▸ Challenge
Print out each entry below exactly, please.

══ Data provided ══

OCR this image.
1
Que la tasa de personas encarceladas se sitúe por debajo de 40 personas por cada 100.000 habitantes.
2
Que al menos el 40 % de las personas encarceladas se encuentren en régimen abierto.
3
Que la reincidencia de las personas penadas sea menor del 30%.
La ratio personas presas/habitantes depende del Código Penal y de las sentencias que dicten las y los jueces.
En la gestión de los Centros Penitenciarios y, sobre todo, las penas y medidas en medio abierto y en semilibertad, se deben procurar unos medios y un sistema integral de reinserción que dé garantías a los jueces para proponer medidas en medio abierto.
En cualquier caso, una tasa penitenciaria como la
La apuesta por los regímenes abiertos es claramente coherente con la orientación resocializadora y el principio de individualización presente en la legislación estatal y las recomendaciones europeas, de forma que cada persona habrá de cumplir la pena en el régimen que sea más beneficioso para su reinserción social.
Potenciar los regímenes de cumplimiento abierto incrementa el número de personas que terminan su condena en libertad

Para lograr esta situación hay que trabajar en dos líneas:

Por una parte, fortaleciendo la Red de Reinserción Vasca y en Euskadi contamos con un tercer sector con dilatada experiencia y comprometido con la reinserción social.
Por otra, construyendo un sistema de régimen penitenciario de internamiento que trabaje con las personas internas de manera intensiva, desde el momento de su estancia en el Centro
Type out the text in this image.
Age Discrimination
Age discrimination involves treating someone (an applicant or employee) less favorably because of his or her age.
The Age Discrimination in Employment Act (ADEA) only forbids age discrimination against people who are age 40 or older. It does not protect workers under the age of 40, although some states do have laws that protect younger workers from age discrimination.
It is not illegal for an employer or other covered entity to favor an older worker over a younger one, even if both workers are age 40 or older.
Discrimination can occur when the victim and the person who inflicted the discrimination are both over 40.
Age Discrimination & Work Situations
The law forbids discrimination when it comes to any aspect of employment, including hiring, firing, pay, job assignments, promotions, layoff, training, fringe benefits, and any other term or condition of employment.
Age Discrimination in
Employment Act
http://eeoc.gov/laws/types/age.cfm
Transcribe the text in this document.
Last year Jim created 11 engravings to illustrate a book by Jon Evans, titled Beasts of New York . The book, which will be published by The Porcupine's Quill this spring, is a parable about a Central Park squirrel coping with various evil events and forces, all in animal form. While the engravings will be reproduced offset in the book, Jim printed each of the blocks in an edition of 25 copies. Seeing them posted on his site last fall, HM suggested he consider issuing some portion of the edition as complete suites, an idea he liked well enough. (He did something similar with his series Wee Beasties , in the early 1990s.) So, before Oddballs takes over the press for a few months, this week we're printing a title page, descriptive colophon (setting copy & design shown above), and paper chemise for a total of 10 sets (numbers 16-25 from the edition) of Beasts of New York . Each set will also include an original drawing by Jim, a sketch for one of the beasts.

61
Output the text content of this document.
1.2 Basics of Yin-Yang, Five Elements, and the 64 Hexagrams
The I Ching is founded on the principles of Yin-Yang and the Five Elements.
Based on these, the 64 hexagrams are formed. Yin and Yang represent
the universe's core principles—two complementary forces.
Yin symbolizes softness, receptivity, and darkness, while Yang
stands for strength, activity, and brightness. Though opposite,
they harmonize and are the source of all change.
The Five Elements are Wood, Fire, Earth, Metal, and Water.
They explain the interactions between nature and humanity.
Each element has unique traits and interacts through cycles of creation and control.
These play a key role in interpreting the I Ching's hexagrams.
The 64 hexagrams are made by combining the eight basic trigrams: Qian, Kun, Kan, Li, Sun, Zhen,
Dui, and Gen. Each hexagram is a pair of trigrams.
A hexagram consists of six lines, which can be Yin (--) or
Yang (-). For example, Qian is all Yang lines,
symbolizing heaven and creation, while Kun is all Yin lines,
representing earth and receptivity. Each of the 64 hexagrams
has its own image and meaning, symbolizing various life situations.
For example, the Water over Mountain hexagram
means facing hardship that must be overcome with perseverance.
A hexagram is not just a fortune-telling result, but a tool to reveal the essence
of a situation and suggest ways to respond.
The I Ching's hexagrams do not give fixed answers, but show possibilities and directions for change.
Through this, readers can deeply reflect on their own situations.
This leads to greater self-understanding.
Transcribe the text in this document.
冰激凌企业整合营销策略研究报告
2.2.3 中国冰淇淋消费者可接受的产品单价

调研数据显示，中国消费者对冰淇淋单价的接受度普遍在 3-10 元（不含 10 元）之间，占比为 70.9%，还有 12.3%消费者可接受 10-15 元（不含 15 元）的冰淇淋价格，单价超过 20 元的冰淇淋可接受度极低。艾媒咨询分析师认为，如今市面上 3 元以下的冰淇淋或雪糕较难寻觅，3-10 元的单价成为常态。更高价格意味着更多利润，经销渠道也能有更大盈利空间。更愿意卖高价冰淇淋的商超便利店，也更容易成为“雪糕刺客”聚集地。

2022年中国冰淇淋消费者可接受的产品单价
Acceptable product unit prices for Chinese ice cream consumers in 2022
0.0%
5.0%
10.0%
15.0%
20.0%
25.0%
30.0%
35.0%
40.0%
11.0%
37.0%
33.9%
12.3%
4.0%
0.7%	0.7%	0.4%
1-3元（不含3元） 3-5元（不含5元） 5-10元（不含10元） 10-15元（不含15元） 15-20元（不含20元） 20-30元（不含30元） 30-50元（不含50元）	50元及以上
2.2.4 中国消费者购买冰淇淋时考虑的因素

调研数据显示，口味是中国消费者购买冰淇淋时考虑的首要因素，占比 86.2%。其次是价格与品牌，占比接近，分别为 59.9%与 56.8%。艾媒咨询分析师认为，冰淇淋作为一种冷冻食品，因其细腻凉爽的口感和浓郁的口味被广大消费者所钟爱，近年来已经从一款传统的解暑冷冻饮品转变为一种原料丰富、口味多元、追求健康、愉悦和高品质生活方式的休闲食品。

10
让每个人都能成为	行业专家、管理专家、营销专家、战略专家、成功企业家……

═══

▸ Response below
OCR this image.
1
Que la tasa de personas encarceladas se sitúe por debajo de 40 personas por cada 100.000 habitantes.
2
Que al menos el 40 % de las personas encarceladas se encuentren en régimen abierto.
3
Que la reincidencia de las personas penadas sea menor del 30%.
La ratio personas presas/habitantes depende del Código Penal y de las sentencias que dicten las y los jueces.
En la gestión de los Centros Penitenciarios y, sobre todo, las penas y medidas en medio abierto y en semilibertad, se deben procurar unos medios y un sistema integral de reinserción que dé garantías a los jueces para proponer medidas en medio abierto.
En cualquier caso, una tasa penitenciaria como la
La apuesta por los regímenes abiertos es claramente coherente con la orientación resocializadora y el principio de individualización presente en la legislación estatal y las recomendaciones europeas, de forma que cada persona habrá de cumplir la pena en el régimen que sea más beneficioso para su reinserción social.
Potenciar los regímenes de cumplimiento abierto incrementa el número de personas que terminan su condena en libertad

Para lograr esta situación hay que trabajar en dos líneas:

Por una parte, fortaleciendo la Red de Reinserción Vasca y en Euskadi contamos con un tercer sector con dilatada experiencia y comprometido con la reinserción social.
Por otra, construyendo un sistema de régimen penitenciario de internamiento que trabaje con las personas internas de manera intensiva, desde el momento de su estancia en el Centro
Type out the text in this image.
Age Discrimination
Age discrimination involves treating someone (an applicant or employee) less favorably because of his or her age.
The Age Discrimination in Employment Act (ADEA) only forbids age discrimination against people who are age 40 or older. It does not protect workers under the age of 40, although some states do have laws that protect younger workers from age discrimination.
It is not illegal for an employer or other covered entity to favor an older worker over a younger one, even if both workers are age 40 or older.
Discrimination can occur when the victim and the person who inflicted the discrimination are both over 40.
Age Discrimination & Work Situations
The law forbids discrimination when it comes to any aspect of employment, including hiring, firing, pay, job assignments, promotions, layoff, training, fringe benefits, and any other term or condition of employment.
Age Discrimination in
Employment Act
http://eeoc.gov/laws/types/age.cfm
Transcribe the text in this document.
Last year Jim created 11 engravings to illustrate a book by Jon Evans, titled Beasts of New York . The book, which will be published by The Porcupine's Quill this spring, is a parable about a Central Park squirrel coping with various evil events and forces, all in animal form. While the engravings will be reproduced offset in the book, Jim printed each of the blocks in an edition of 25 copies. Seeing them posted on his site last fall, HM suggested he consider issuing some portion of the edition as complete suites, an idea he liked well enough. (He did something similar with his series Wee Beasties , in the early 1990s.) So, before Oddballs takes over the press for a few months, this week we're printing a title page, descriptive colophon (setting copy & design shown above), and paper chemise for a total of 10 sets (numbers 16-25 from the edition) of Beasts of New York . Each set will also include an original drawing by Jim, a sketch for one of the beasts.

61
Output the text content of this document.
1.2 Basics of Yin-Yang, Five Elements, and the 64 Hexagrams
The I Ching is founded on the principles of Yin-Yang and the Five Elements.
Based on these, the 64 hexagrams are formed. Yin and Yang represent
the universe's core principles—two complementary forces.
Yin symbolizes softness, receptivity, and darkness, while Yang
stands for strength, activity, and brightness. Though opposite,
they harmonize and are the source of all change.
The Five Elements are Wood, Fire, Earth, Metal, and Water.
They explain the interactions between nature and humanity.
Each element has unique traits and interacts through cycles of creation and control.
These play a key role in interpreting the I Ching's hexagrams.
The 64 hexagrams are made by combining the eight basic trigrams: Qian, Kun, Kan, Li, Sun, Zhen,
Dui, and Gen. Each hexagram is a pair of trigrams.
A hexagram consists of six lines, which can be Yin (--) or
Yang (-). For example, Qian is all Yang lines,
symbolizing heaven and creation, while Kun is all Yin lines,
representing earth and receptivity. Each of the 64 hexagrams
has its own image and meaning, symbolizing various life situations.
For example, the Water over Mountain hexagram
means facing hardship that must be overcome with perseverance.
A hexagram is not just a fortune-telling result, but a tool to reveal the essence
of a situation and suggest ways to respond.
The I Ching's hexagrams do not give fixed answers, but show possibilities and directions for change.
Through this, readers can deeply reflect on their own situations.
This leads to greater self-understanding.
Transcribe the text in this document.
冰激凌企业整合营销策略研究报告
2.2.3 中国冰淇淋消费者可接受的产品单价

调研数据显示，中国消费者对冰淇淋单价的接受度普遍在 3-10 元（不含 10 元）之间，占比为 70.9%，还有 12.3%消费者可接受 10-15 元（不含 15 元）的冰淇淋价格，单价超过 20 元的冰淇淋可接受度极低。艾媒咨询分析师认为，如今市面上 3 元以下的冰淇淋或雪糕较难寻觅，3-10 元的单价成为常态。更高价格意味着更多利润，经销渠道也能有更大盈利空间。更愿意卖高价冰淇淋的商超便利店，也更容易成为“雪糕刺客”聚集地。

2022年中国冰淇淋消费者可接受的产品单价
Acceptable product unit prices for Chinese ice cream consumers in 2022
0.0%
5.0%
10.0%
15.0%
20.0%
25.0%
30.0%
35.0%
40.0%
11.0%
37.0%
33.9%
12.3%
4.0%
0.7%	0.7%	0.4%
1-3元（不含3元） 3-5元（不含5元） 5-10元（不含10元） 10-15元（不含15元） 15-20元（不含20元） 20-30元（不含30元） 30-50元（不含50元）	50元及以上
2.2.4 中国消费者购买冰淇淋时考虑的因素

调研数据显示，口味是中国消费者购买冰淇淋时考虑的首要因素，占比 86.2%。其次是价格与品牌，占比接近，分别为 59.9%与 56.8%。艾媒咨询分析师认为，冰淇淋作为一种冷冻食品，因其细腻凉爽的口感和浓郁的口味被广大消费者所钟爱，近年来已经从一款传统的解暑冷冻饮品转变为一种原料丰富、口味多元、追求健康、愉悦和高品质生活方式的休闲食品。

10
让每个人都能成为	行业专家、管理专家、营销专家、战略专家、成功企业家……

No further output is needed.